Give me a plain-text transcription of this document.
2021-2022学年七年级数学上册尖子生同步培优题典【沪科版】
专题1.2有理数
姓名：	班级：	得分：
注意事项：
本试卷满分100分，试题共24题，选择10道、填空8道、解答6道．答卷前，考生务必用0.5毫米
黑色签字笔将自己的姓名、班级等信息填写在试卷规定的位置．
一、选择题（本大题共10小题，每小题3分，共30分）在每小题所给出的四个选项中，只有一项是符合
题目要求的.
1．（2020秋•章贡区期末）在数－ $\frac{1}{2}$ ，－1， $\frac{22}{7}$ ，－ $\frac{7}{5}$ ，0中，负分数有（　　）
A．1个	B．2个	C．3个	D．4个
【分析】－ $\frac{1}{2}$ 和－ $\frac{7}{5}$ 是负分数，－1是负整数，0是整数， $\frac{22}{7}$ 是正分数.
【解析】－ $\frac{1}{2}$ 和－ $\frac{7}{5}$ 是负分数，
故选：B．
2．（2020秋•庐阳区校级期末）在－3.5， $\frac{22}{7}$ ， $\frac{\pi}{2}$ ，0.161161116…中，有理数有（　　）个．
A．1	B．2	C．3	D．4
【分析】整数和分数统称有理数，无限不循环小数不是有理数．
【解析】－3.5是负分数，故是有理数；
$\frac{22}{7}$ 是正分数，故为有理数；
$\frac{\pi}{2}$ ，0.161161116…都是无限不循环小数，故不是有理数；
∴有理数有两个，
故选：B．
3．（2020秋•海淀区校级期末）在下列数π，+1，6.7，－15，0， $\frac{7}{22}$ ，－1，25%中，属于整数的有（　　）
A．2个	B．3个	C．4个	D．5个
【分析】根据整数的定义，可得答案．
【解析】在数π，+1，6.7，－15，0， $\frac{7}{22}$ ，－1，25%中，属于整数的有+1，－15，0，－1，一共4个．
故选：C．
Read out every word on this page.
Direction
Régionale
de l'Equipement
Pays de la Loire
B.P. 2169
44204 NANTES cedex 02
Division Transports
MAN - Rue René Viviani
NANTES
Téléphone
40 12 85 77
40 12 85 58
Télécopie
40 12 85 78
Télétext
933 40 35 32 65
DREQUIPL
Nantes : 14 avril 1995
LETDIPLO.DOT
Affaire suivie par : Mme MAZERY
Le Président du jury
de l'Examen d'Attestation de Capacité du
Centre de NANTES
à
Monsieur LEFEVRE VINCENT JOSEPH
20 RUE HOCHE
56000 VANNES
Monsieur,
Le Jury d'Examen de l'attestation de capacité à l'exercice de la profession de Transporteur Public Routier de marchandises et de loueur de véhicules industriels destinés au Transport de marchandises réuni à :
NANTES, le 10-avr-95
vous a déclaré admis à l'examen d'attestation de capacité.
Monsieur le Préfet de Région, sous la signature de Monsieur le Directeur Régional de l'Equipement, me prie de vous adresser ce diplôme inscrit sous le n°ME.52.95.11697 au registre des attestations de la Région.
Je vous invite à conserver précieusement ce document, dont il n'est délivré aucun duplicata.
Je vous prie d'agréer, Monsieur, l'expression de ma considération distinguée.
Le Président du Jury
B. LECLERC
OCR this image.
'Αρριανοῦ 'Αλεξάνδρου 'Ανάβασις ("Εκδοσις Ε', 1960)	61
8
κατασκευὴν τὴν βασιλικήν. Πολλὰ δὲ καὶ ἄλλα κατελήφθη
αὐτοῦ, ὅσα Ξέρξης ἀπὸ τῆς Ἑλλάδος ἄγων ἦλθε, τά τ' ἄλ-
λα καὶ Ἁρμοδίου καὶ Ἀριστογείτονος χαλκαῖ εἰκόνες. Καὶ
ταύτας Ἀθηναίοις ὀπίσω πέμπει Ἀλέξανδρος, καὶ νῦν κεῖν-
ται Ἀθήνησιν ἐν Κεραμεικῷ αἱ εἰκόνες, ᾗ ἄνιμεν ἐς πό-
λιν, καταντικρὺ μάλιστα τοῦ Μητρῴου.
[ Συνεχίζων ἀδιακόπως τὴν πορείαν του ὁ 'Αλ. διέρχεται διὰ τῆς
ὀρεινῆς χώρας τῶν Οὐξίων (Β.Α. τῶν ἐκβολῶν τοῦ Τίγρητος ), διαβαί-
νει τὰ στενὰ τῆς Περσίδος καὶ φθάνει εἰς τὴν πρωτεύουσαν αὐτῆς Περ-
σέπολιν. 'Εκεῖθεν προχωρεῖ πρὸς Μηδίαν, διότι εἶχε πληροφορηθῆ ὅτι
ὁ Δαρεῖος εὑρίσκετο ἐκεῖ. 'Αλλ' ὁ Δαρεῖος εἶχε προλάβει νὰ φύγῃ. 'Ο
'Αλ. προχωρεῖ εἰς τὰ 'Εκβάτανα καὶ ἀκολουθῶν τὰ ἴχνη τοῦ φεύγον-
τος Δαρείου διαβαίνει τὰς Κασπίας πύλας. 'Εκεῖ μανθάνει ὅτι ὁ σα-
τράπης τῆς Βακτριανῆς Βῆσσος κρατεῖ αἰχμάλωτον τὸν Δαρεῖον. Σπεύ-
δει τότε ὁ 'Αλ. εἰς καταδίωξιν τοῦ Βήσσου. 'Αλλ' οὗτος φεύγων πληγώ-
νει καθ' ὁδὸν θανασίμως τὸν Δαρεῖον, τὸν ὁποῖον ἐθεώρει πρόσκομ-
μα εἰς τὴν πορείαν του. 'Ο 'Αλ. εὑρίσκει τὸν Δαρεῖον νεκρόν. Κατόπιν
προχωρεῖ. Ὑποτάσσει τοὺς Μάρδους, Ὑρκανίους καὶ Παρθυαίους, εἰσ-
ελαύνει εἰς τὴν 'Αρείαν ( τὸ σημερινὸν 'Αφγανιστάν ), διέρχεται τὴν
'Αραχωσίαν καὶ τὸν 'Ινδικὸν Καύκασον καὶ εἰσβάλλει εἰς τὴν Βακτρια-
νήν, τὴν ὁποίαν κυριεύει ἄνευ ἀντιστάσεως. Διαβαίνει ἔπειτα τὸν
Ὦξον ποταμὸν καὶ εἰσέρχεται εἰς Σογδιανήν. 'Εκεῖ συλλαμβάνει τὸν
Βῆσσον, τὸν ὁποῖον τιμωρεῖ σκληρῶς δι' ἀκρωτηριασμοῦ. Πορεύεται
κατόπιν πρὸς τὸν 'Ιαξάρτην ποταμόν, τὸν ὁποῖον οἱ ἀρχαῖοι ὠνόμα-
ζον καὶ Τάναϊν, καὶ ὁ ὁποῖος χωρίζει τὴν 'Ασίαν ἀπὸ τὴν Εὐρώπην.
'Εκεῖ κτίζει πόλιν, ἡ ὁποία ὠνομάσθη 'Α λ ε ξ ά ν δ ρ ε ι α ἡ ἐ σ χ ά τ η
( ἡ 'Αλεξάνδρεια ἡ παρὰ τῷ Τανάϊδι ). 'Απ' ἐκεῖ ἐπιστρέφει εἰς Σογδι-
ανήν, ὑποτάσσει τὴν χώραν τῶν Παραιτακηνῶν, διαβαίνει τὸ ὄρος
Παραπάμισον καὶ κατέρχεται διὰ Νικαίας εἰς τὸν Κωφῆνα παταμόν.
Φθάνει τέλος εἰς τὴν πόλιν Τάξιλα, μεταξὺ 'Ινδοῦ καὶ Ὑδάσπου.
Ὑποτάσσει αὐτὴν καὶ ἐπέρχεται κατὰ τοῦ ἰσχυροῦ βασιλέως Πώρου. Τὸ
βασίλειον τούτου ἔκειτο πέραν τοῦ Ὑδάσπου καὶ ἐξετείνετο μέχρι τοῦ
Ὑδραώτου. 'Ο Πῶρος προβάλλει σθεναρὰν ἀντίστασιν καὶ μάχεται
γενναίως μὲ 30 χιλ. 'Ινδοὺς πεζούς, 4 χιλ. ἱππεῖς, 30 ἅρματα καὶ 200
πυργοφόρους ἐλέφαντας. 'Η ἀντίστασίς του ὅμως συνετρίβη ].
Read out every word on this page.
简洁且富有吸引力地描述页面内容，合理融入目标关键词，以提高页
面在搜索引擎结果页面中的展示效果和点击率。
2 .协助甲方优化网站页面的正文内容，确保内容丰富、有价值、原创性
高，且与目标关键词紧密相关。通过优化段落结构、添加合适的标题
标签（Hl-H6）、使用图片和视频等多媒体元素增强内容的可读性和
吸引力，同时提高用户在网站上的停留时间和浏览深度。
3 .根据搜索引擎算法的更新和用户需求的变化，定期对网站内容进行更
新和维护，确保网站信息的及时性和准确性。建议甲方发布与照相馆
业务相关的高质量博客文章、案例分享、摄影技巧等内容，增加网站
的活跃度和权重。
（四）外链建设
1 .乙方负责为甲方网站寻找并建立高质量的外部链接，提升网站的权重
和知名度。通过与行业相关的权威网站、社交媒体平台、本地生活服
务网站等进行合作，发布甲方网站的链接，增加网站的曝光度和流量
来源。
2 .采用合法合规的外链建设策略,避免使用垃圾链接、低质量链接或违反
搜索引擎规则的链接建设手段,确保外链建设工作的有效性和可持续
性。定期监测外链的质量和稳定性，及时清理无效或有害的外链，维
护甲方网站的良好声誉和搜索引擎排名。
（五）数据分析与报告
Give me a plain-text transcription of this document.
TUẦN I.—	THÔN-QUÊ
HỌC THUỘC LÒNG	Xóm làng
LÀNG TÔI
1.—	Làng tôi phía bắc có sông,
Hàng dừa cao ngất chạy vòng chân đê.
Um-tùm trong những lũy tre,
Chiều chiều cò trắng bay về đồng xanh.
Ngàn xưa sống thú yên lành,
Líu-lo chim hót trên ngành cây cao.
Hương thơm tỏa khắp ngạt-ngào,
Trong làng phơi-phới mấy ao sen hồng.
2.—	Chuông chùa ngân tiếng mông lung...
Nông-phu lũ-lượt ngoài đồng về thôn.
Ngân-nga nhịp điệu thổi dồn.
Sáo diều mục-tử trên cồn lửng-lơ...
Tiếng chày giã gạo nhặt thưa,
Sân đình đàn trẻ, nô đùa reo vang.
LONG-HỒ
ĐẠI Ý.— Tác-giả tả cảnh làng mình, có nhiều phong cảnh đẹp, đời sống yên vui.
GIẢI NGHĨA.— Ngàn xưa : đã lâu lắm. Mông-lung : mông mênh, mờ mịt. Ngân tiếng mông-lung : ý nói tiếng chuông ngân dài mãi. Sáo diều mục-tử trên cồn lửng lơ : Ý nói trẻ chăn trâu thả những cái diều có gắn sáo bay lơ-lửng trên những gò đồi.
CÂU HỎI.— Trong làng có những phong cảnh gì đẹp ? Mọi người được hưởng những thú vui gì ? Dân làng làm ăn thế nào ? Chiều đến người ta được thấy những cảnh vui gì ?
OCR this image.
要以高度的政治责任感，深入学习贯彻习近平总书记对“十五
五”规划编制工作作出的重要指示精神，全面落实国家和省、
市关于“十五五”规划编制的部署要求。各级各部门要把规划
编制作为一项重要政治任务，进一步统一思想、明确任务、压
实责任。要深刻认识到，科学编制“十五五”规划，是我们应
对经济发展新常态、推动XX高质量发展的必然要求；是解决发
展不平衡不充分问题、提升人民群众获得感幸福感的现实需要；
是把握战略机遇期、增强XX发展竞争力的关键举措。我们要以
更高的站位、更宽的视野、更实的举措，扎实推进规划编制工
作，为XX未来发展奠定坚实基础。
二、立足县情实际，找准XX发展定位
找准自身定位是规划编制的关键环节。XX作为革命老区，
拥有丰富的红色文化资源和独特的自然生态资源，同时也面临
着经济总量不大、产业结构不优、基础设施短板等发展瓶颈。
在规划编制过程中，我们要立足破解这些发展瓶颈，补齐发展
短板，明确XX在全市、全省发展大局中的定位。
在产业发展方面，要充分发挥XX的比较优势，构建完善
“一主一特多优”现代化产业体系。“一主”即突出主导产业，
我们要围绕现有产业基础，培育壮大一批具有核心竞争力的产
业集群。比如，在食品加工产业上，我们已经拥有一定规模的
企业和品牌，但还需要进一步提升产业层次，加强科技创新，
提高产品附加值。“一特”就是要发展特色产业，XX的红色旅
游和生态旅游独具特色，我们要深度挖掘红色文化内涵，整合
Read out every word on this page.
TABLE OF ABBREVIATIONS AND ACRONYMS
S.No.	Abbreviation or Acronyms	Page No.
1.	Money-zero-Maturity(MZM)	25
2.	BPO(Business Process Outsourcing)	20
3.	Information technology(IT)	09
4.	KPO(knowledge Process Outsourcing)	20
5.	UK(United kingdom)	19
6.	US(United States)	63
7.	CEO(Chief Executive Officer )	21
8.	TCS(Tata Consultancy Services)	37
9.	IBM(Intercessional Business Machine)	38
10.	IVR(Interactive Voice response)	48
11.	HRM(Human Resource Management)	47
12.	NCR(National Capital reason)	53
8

--------------------------------------------------

* **STATED TASK**: Copy and report every line where the word "sống" is present.

* **RESPONSE**:
Ngàn xưa sống thú yên lành,
ĐẠI Ý.— Tác-giả tả cảnh làng mình, có nhiều phong cảnh đẹp, đời sống yên vui.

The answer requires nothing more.